# Task objective
Copy all the data exactly, except the pictures.

# Stored data
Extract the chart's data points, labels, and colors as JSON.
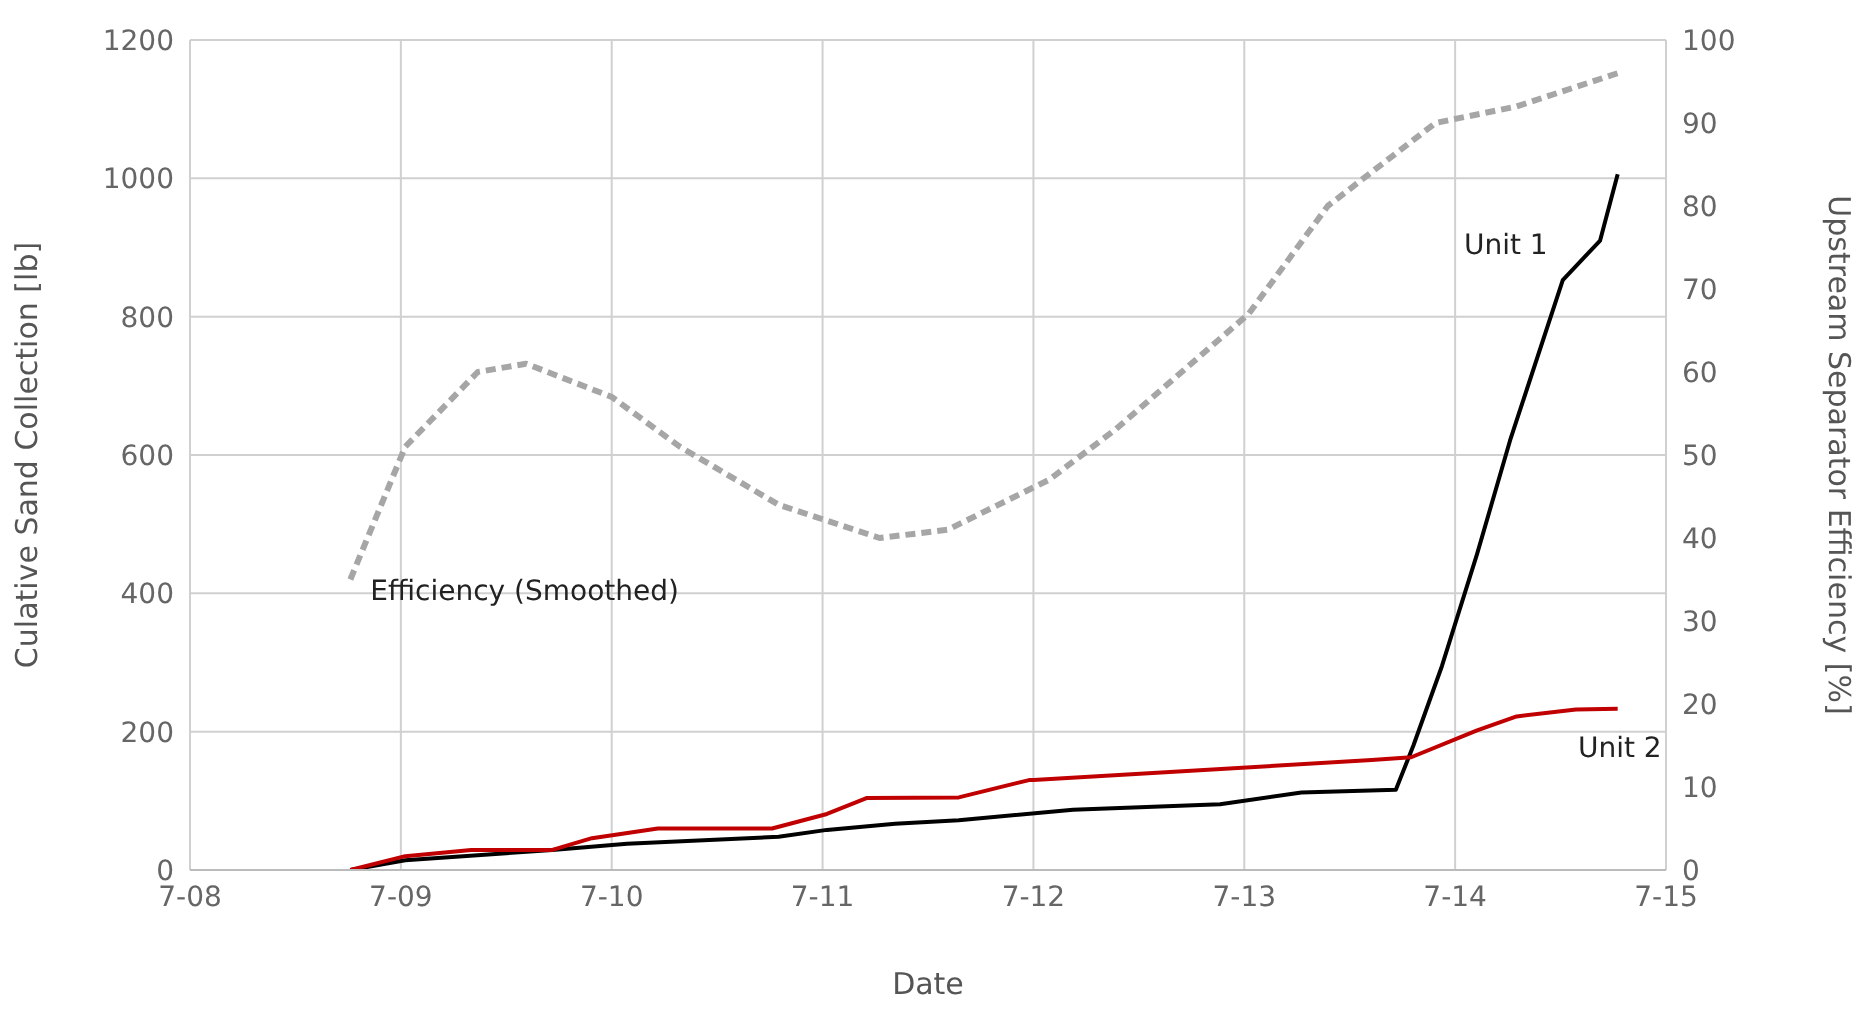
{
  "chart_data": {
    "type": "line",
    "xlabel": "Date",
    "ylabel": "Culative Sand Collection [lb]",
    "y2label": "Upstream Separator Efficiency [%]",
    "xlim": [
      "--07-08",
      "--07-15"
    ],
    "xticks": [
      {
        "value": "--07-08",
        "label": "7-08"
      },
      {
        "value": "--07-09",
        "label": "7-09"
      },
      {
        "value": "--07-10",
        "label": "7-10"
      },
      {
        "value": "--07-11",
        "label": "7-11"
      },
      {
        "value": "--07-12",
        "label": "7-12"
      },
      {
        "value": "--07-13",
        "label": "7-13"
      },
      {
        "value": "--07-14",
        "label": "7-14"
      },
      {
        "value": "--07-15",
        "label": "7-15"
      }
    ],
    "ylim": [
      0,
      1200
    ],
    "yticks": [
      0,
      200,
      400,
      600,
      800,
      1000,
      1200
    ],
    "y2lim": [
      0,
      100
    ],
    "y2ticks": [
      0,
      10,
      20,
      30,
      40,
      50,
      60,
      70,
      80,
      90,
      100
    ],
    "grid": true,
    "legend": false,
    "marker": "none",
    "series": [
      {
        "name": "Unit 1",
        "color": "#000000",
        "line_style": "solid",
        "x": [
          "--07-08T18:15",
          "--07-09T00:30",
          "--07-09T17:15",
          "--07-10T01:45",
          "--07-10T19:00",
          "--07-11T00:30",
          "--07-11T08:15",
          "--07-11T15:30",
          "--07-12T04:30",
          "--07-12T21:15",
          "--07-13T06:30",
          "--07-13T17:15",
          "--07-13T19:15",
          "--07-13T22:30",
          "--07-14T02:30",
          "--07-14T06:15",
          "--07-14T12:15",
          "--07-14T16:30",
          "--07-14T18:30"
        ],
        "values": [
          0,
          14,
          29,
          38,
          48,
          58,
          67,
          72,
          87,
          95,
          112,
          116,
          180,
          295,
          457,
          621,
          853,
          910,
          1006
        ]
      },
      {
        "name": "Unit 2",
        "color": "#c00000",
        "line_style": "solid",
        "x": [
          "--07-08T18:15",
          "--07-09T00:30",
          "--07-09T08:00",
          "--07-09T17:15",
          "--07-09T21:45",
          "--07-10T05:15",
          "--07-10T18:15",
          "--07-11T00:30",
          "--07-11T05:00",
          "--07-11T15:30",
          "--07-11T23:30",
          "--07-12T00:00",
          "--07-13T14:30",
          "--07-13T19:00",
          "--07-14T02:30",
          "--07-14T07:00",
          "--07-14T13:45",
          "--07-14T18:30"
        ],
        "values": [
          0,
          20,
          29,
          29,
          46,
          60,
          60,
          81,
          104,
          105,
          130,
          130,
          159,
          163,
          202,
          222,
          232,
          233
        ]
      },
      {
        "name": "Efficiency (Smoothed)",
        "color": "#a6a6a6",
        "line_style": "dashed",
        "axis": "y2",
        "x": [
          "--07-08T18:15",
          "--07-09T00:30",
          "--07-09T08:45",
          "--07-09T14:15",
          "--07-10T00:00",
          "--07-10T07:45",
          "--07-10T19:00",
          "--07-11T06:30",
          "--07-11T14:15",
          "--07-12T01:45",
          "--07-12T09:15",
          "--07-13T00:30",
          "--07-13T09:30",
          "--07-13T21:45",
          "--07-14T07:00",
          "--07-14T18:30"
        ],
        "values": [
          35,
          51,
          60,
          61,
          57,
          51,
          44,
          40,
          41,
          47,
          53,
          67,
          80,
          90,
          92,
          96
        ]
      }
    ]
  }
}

# Answer to this exercise
Extract the chart's data points, labels, and colors as JSON.
{
  "chart_data": {
    "type": "line",
    "xlabel": "Date",
    "ylabel": "Culative Sand Collection [lb]",
    "y2label": "Upstream Separator Efficiency [%]",
    "xlim": [
      "--07-08",
      "--07-15"
    ],
    "xticks": [
      {
        "value": "--07-08",
        "label": "7-08"
      },
      {
        "value": "--07-09",
        "label": "7-09"
      },
      {
        "value": "--07-10",
        "label": "7-10"
      },
      {
        "value": "--07-11",
        "label": "7-11"
      },
      {
        "value": "--07-12",
        "label": "7-12"
      },
      {
        "value": "--07-13",
        "label": "7-13"
      },
      {
        "value": "--07-14",
        "label": "7-14"
      },
      {
        "value": "--07-15",
        "label": "7-15"
      }
    ],
    "ylim": [
      0,
      1200
    ],
    "yticks": [
      0,
      200,
      400,
      600,
      800,
      1000,
      1200
    ],
    "y2lim": [
      0,
      100
    ],
    "y2ticks": [
      0,
      10,
      20,
      30,
      40,
      50,
      60,
      70,
      80,
      90,
      100
    ],
    "grid": true,
    "legend": false,
    "marker": "none",
    "series": [
      {
        "name": "Unit 1",
        "color": "#000000",
        "line_style": "solid",
        "x": [
          "--07-08T18:15",
          "--07-09T00:30",
          "--07-09T17:15",
          "--07-10T01:45",
          "--07-10T19:00",
          "--07-11T00:30",
          "--07-11T08:15",
          "--07-11T15:30",
          "--07-12T04:30",
          "--07-12T21:15",
          "--07-13T06:30",
          "--07-13T17:15",
          "--07-13T19:15",
          "--07-13T22:30",
          "--07-14T02:30",
          "--07-14T06:15",
          "--07-14T12:15",
          "--07-14T16:30",
          "--07-14T18:30"
        ],
        "values": [
          0,
          14,
          29,
          38,
          48,
          58,
          67,
          72,
          87,
          95,
          112,
          116,
          180,
          295,
          457,
          621,
          853,
          910,
          1006
        ]
      },
      {
        "name": "Unit 2",
        "color": "#c00000",
        "line_style": "solid",
        "x": [
          "--07-08T18:15",
          "--07-09T00:30",
          "--07-09T08:00",
          "--07-09T17:15",
          "--07-09T21:45",
          "--07-10T05:15",
          "--07-10T18:15",
          "--07-11T00:30",
          "--07-11T05:00",
          "--07-11T15:30",
          "--07-11T23:30",
          "--07-12T00:00",
          "--07-13T14:30",
          "--07-13T19:00",
          "--07-14T02:30",
          "--07-14T07:00",
          "--07-14T13:45",
          "--07-14T18:30"
        ],
        "values": [
          0,
          20,
          29,
          29,
          46,
          60,
          60,
          81,
          104,
          105,
          130,
          130,
          159,
          163,
          202,
          222,
          232,
          233
        ]
      },
      {
        "name": "Efficiency (Smoothed)",
        "color": "#a6a6a6",
        "line_style": "dashed",
        "axis": "y2",
        "x": [
          "--07-08T18:15",
          "--07-09T00:30",
          "--07-09T08:45",
          "--07-09T14:15",
          "--07-10T00:00",
          "--07-10T07:45",
          "--07-10T19:00",
          "--07-11T06:30",
          "--07-11T14:15",
          "--07-12T01:45",
          "--07-12T09:15",
          "--07-13T00:30",
          "--07-13T09:30",
          "--07-13T21:45",
          "--07-14T07:00",
          "--07-14T18:30"
        ],
        "values": [
          35,
          51,
          60,
          61,
          57,
          51,
          44,
          40,
          41,
          47,
          53,
          67,
          80,
          90,
          92,
          96
        ]
      }
    ]
  }
}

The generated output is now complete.